Brown and his family had a long history of involvement in radical abolitionism. For the several years before the raid, Brown and his sons were prominent figures in the violent guerrilla conflict between abolitionist and pro-slavery forces in Kansas. After pro-slavery guerrillas raided the abolitionist stronghold of Lawrence in 1856, Brown and his sons killed five pro-slavery men living along Pottawatomie Creek in a retaliatory raid. In 1857, Brown left Kansas for the east coast to raise money and recruit men for his planned attack on Harpers Ferry.

Brown's raid on Harpers Ferry was a tactical failure, as his tiny uprising was crushed by U.S. forces led by Robert E. Lee and J.E.B. Stuart—two men who became Confederate generals when the Civil War started less than two years later. Brown was hung for treason, although not before making a final statement that "the crimes of this guilty land will never be purged away but with blood."

However, Brown's tactical failure was a strategic victory. With his violent attack on Harpers Ferry, the mood of the nation became completely polarized. People were no longer willing to search for yet another compromise on the question of slavery and became determined to fight it out and resolve the issue once and for all. After Abraham Lincoln was elected president in 1860, a total of 11 states eventually seceded and declared their independence as the Confederate States of America.

In the Civil War that followed, 620,000 soldiers on both sides were killed before the Confederacy eventually surrendered in 1865. Slavery was abolished in the United States just six years after Brown's attack on Harpers Ferry. Although the raid happened before what most people think of as the official beginning of the Civil War, it arguably made the Civil War inevitable.

> GOAL 1: List every year written as a four-digit number in the passage on Brown's raid on Harpers Ferry.
> GOAL 2:
Answer these from the passage on Brown's raid on Harpers Ferry:
(a) How many pro-slavery men did Brown and his sons kill along Pottawatomie Creek?
(b) Who led the U.S. forces that crushed Brown's uprising?
(c) How many states eventually seceded after Lincoln's election?
> GOAL 3: From the passage on Brown's raid on Harpers Ferry, quote the text from "In the Civil" to "Civil War inevitable.".

> DATASET ROWS:

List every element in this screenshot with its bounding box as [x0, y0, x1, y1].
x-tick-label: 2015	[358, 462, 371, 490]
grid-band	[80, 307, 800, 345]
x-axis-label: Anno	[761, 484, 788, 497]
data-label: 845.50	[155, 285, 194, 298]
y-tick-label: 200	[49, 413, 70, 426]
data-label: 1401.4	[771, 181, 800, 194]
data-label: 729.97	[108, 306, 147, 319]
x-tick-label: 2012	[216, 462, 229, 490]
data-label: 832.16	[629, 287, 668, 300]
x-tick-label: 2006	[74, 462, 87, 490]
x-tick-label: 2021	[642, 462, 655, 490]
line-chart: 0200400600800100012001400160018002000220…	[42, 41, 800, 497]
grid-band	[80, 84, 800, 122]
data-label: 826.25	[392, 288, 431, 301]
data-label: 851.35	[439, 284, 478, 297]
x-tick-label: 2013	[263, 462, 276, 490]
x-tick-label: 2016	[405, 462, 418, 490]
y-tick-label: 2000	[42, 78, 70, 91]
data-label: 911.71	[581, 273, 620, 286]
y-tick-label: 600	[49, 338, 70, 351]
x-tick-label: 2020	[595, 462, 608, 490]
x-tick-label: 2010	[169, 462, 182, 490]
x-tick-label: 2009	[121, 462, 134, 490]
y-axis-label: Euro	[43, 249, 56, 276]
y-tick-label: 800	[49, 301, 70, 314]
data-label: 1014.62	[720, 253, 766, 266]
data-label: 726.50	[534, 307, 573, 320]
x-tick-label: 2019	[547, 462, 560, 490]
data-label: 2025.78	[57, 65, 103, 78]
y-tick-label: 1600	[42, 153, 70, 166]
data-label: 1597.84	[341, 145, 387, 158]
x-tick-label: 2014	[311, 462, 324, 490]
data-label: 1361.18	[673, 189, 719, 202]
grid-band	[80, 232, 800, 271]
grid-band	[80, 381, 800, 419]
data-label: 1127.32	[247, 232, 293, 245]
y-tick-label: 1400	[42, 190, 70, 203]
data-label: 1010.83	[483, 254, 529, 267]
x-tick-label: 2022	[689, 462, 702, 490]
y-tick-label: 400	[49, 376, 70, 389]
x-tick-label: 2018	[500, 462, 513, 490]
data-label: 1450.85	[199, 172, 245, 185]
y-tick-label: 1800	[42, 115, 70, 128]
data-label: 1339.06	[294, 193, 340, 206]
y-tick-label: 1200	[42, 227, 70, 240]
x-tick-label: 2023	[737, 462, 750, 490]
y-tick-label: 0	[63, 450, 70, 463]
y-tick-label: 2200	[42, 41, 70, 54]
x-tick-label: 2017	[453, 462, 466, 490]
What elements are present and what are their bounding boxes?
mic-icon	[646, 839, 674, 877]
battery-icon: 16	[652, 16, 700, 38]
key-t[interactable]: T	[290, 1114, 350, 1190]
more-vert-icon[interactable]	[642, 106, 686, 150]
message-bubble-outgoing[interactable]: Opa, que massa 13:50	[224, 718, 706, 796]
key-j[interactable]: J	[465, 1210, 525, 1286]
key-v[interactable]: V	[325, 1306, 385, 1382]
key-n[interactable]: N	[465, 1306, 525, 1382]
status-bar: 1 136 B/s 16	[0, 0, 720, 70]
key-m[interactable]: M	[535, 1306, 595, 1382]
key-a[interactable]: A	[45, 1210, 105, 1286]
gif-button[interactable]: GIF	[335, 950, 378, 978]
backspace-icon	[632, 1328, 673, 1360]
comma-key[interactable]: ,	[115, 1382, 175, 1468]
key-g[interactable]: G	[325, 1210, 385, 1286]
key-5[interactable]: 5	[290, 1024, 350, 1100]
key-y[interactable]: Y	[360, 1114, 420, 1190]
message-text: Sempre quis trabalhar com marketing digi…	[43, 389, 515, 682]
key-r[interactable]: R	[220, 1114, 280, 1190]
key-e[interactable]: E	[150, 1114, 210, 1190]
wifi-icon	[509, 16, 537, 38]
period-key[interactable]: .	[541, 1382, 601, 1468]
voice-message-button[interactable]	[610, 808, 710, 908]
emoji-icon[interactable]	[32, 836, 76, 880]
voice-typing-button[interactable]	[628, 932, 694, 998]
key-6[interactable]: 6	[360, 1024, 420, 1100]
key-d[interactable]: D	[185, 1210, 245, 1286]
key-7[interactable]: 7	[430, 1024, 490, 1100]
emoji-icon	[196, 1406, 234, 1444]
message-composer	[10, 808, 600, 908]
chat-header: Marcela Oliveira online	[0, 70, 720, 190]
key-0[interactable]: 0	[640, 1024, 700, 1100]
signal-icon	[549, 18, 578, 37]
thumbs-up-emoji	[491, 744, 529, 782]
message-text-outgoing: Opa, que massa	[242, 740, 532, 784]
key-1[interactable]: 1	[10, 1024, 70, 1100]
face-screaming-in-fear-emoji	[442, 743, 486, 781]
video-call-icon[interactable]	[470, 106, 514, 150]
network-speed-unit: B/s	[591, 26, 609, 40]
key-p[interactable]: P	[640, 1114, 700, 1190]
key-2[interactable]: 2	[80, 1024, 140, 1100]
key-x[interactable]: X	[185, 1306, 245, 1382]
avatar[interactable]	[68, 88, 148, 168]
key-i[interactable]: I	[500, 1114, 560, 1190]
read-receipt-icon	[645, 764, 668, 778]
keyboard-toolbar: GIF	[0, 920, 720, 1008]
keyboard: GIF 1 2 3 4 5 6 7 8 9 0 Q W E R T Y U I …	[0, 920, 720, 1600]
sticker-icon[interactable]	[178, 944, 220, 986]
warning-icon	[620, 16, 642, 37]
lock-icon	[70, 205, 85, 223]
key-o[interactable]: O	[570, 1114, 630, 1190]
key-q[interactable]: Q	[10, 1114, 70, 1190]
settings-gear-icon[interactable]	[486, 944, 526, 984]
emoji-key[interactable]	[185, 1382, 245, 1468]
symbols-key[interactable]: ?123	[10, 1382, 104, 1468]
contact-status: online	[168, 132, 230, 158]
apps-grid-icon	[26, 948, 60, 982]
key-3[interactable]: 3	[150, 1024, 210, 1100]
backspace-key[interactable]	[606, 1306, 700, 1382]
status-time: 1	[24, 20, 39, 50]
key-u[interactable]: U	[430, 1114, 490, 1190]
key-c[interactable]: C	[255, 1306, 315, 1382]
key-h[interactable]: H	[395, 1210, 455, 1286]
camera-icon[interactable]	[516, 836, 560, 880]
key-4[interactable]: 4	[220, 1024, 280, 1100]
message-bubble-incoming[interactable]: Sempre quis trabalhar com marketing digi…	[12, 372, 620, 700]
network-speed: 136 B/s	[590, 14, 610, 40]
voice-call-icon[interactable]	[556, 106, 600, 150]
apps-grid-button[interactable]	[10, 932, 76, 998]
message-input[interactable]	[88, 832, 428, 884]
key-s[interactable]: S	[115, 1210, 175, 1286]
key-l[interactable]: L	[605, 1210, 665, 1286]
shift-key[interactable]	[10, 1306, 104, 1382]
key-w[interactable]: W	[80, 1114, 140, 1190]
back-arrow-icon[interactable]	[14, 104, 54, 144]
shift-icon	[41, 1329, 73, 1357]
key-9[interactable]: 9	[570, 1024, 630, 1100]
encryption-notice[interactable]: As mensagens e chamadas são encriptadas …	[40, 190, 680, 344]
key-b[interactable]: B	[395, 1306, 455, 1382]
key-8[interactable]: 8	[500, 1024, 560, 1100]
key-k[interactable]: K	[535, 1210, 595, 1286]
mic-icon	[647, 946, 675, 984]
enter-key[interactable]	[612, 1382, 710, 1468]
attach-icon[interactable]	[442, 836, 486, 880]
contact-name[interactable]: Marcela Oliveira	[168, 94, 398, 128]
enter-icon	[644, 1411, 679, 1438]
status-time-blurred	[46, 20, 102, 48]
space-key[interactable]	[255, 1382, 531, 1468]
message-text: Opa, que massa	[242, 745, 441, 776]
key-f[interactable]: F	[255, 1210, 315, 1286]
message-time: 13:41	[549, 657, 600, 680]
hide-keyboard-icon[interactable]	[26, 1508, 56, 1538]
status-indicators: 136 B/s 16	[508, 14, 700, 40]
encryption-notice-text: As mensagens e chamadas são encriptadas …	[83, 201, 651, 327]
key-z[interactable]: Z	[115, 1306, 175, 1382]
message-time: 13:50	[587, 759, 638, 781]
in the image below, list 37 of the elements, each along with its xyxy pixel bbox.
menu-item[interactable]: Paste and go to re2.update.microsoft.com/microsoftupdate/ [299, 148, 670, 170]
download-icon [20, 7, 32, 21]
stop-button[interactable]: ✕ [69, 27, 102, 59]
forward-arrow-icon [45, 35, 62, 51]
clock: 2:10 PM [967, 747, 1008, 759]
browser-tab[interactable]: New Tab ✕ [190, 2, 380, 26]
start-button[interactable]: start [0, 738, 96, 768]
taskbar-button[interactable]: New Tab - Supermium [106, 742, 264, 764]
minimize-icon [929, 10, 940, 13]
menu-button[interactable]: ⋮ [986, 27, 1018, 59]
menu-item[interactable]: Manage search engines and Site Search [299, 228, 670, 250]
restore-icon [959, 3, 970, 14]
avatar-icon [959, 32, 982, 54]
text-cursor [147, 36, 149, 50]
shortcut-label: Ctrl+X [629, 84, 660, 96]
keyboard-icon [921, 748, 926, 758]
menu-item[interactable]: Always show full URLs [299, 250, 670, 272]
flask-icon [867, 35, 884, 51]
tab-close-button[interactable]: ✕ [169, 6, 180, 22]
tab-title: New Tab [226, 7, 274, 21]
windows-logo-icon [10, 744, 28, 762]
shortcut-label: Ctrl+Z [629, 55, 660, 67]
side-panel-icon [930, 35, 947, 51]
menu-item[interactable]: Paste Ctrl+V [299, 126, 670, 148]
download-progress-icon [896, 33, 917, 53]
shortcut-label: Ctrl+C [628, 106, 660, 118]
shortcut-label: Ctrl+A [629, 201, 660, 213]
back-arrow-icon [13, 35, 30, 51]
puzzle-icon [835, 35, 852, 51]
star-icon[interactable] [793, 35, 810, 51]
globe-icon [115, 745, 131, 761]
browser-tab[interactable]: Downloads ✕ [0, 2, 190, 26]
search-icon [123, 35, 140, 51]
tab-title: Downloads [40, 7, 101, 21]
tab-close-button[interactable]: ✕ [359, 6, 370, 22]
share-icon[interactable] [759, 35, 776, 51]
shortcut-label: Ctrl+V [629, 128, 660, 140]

> EXERCISE RESPONSE 1: 1856, 1857, 1860, 1865

> EXERCISE RESPONSE 2:
(a) Five
(b) Robert E. Lee and J.E.B. Stuart
(c) 11

> EXERCISE RESPONSE 3:
In the Civil War that followed, 620,000 soldiers on both sides were killed before the Confederacy eventually surrendered in 1865. Slavery was abolished in the United States just six years after Brown's attack on Harpers Ferry. Although the raid happened before what most people think of as the official beginning of the Civil War, it arguably made the Civil War inevitable.